- Required task:
Extract all lines in the data that contain the word "disabled".
** BEGIN Available data **
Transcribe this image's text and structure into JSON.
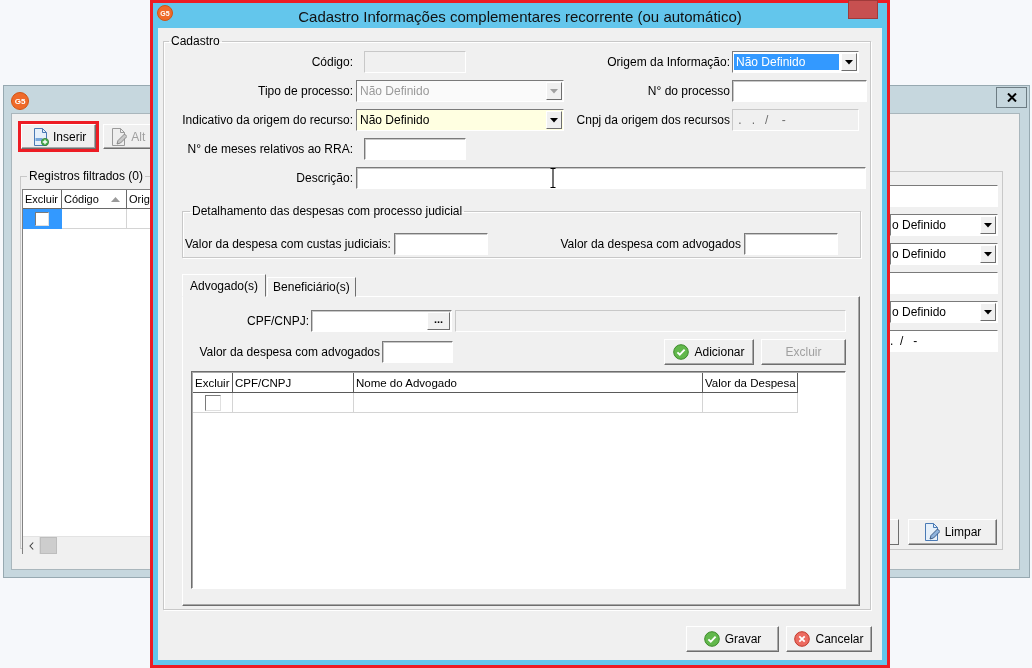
{
  "background_window": {
    "logo": "G5",
    "toolbar": [
      {
        "kind": "insert",
        "label": "Inserir",
        "disabled": false,
        "highlighted": true
      },
      {
        "kind": "edit",
        "label": "Alt",
        "disabled": true,
        "highlighted": false
      }
    ],
    "records": {
      "legend": "Registros filtrados (0)",
      "columns": [
        {
          "label": "Excluir",
          "sorted": false
        },
        {
          "label": "Código",
          "sorted": true
        },
        {
          "label": "Orig",
          "sorted": false
        }
      ],
      "rows": [
        {
          "checked": false,
          "selected": true
        }
      ]
    },
    "side_fields": [
      {
        "kind": "text"
      },
      {
        "kind": "combo",
        "value": "o Definido"
      },
      {
        "kind": "combo",
        "value": "o Definido"
      },
      {
        "kind": "text"
      },
      {
        "kind": "combo",
        "value": "o Definido"
      },
      {
        "kind": "text",
        "value": ".  /   -"
      }
    ],
    "side_button": {
      "label": "Limpar"
    }
  },
  "dialog": {
    "logo": "G5",
    "title": "Cadastro Informações complementares recorrente (ou automático)",
    "highlighted": true,
    "cadastro": {
      "legend": "Cadastro",
      "rows": [
        [
          {
            "kind": "text",
            "label": "Código:",
            "disabled": true
          },
          {
            "kind": "combo",
            "label": "Origem da Informação:",
            "value": "Não Definido",
            "disabled": false,
            "focused": true
          }
        ],
        [
          {
            "kind": "combo",
            "label": "Tipo de processo:",
            "value": "Não Definido",
            "disabled": true,
            "focused": false
          },
          {
            "kind": "text",
            "label": "N° do processo",
            "disabled": false
          }
        ],
        [
          {
            "kind": "combo",
            "label": "Indicativo da origem do recurso:",
            "value": "Não Definido",
            "disabled": false,
            "focused": false,
            "highlighted": true
          },
          {
            "kind": "text",
            "label": "Cnpj da origem dos recursos",
            "placeholder": " .   .   /    -",
            "disabled": true
          }
        ],
        [
          {
            "kind": "text",
            "label": "N° de meses relativos ao RRA:",
            "disabled": false
          }
        ]
      ],
      "description": {
        "label": "Descrição:"
      }
    },
    "detalhamento": {
      "legend": "Detalhamento das despesas com processo judicial",
      "fields": [
        {
          "label": "Valor da despesa com custas judiciais:"
        },
        {
          "label": "Valor da despesa com advogados"
        }
      ]
    },
    "tabs": [
      {
        "label": "Advogado(s)",
        "selected": true
      },
      {
        "label": "Beneficiário(s)",
        "selected": false
      }
    ],
    "advogados": {
      "cpf_label": "CPF/CNPJ:",
      "browse_label": "...",
      "valor_label": "Valor da despesa com advogados",
      "buttons": [
        {
          "kind": "add",
          "label": "Adicionar",
          "disabled": false
        },
        {
          "kind": "delete",
          "label": "Excluir",
          "disabled": true
        }
      ],
      "columns": [
        "Excluir",
        "CPF/CNPJ",
        "Nome do Advogado",
        "Valor da Despesa"
      ],
      "rows": [
        {
          "checked": false
        }
      ]
    },
    "buttons": [
      {
        "kind": "save",
        "label": "Gravar"
      },
      {
        "kind": "cancel",
        "label": "Cancelar"
      }
    ]
  }
}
** END Available data **
- Final answer:
        "disabled": false,
        "disabled": true,
            "disabled": true
            "disabled": false,
            "disabled": true,
            "disabled": false
            "disabled": false,
            "disabled": true
            "disabled": false
          "disabled": false
          "disabled": true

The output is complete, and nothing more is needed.